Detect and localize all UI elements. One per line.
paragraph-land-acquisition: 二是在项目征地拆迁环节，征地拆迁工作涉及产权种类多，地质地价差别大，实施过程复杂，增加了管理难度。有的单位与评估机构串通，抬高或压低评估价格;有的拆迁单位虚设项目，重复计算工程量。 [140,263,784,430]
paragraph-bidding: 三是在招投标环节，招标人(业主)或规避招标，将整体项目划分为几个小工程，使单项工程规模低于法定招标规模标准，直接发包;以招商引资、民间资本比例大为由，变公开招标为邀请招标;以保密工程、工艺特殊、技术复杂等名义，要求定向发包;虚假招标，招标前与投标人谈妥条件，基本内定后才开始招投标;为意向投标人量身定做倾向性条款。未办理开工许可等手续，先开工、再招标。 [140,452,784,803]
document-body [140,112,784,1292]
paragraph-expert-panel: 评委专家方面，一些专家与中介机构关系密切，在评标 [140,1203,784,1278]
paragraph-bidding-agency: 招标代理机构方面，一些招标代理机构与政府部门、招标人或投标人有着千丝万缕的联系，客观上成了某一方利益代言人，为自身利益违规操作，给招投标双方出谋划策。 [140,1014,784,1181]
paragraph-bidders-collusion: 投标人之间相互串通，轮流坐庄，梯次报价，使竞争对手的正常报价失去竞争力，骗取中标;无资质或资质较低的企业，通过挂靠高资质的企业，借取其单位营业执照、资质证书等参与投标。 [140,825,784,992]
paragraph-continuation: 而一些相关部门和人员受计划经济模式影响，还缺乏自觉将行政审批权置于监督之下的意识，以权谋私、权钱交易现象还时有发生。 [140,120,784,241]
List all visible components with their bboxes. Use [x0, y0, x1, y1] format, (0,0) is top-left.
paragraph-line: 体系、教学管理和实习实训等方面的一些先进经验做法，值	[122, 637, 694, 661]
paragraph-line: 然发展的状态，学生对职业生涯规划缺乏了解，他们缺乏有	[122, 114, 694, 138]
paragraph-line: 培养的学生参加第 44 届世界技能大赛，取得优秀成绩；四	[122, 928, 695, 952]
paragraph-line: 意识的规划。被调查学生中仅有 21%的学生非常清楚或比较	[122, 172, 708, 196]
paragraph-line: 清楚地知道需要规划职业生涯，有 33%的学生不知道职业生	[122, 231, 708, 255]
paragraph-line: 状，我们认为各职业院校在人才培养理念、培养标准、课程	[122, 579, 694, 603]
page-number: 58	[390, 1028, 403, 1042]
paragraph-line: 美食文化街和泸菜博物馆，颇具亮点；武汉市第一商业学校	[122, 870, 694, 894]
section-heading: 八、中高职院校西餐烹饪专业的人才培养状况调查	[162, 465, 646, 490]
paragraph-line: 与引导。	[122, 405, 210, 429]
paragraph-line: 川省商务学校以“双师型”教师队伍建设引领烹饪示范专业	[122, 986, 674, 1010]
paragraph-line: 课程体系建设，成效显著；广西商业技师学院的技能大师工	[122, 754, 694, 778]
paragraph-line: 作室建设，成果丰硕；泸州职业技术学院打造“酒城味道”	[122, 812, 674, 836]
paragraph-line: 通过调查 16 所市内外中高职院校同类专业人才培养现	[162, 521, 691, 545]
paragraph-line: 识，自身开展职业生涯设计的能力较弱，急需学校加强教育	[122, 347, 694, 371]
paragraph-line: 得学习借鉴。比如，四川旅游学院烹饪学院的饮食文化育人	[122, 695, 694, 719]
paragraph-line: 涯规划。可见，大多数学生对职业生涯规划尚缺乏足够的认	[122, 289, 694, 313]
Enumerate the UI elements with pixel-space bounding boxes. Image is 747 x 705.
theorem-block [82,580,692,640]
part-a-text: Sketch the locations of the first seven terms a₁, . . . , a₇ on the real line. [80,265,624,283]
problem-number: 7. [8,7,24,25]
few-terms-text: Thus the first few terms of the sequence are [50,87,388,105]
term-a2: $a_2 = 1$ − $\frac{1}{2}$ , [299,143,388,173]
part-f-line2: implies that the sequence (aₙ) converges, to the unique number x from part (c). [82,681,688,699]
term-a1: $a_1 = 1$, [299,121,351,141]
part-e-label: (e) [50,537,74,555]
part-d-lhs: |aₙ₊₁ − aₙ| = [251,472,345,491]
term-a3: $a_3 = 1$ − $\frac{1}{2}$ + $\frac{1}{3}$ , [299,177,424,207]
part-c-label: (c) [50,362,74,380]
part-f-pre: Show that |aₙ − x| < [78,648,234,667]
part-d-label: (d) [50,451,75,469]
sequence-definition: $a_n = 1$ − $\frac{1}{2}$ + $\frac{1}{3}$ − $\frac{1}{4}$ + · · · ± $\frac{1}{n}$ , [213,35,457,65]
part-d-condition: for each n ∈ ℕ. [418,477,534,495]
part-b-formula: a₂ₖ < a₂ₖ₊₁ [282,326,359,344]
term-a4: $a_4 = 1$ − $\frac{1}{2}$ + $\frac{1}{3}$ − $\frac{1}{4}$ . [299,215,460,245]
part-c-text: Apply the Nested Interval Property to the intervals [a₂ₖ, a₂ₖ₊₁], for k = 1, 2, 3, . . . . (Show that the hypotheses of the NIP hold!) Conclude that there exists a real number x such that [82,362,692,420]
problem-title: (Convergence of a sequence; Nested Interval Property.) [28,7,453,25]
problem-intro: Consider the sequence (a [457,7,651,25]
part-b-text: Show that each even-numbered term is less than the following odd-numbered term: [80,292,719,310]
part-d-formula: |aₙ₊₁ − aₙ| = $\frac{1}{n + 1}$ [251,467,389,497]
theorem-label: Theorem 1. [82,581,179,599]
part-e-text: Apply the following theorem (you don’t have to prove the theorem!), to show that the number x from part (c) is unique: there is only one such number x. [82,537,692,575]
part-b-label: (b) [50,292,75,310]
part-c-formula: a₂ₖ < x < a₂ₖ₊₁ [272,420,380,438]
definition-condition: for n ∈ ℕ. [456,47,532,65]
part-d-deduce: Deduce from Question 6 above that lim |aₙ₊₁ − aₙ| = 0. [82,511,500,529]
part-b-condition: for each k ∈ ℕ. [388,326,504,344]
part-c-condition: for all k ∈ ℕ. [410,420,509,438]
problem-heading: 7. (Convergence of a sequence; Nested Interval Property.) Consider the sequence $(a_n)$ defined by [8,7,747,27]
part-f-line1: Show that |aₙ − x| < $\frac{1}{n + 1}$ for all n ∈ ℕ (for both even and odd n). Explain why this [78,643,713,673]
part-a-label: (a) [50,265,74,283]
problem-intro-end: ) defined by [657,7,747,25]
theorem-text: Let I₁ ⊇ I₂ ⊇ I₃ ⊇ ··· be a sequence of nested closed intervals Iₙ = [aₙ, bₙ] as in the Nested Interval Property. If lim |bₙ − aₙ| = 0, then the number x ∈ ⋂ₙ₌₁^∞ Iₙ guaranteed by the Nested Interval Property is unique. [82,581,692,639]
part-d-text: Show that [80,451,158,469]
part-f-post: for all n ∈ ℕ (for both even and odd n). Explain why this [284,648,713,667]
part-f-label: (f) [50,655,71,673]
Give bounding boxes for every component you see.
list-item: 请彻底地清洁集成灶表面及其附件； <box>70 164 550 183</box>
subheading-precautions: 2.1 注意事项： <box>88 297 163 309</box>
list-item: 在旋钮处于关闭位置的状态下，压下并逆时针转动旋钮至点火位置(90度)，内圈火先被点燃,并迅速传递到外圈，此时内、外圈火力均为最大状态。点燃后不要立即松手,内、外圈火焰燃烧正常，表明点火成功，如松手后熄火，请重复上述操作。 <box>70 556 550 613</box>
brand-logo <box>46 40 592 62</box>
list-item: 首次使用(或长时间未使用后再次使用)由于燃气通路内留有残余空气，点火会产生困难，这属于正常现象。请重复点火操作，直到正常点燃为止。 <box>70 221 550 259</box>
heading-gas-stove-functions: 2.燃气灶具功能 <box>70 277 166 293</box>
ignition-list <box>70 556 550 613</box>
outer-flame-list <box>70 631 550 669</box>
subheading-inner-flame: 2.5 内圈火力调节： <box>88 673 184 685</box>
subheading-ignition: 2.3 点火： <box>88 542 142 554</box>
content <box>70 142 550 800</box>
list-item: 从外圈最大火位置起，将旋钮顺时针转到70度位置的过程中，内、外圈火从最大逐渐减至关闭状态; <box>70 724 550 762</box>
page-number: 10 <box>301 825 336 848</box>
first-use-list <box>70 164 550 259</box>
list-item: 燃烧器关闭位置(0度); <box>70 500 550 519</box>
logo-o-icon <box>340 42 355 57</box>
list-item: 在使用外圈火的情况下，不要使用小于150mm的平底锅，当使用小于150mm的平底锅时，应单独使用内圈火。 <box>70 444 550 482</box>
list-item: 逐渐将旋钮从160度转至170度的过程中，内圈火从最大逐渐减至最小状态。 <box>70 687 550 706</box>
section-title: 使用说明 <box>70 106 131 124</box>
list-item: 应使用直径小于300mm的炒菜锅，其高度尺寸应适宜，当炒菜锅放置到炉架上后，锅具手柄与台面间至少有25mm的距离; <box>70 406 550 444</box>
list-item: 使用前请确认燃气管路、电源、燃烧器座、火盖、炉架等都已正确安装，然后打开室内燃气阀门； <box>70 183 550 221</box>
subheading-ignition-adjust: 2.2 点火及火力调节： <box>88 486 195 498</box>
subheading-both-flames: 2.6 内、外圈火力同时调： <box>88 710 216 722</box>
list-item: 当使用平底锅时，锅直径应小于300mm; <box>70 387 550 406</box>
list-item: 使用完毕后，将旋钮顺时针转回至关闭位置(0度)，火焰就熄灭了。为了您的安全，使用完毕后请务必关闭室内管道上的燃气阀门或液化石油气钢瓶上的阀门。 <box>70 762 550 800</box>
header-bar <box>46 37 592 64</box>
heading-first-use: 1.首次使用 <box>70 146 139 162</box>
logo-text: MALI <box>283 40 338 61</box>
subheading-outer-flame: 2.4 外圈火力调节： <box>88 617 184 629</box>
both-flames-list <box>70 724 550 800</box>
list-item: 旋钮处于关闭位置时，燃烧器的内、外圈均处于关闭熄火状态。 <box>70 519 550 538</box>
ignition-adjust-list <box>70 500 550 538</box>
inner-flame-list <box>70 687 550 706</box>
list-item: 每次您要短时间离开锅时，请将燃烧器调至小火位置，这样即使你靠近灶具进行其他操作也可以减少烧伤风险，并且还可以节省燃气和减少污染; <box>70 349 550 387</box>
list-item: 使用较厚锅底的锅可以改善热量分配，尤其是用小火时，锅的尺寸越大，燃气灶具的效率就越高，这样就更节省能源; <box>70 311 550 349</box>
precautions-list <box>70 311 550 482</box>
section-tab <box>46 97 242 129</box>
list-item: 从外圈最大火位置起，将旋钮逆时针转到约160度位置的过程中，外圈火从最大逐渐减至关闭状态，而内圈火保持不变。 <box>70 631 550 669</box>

═══

Work to be completed —
Count the lines in the items above that contain the string "Consider", and give only the number.

Response —
2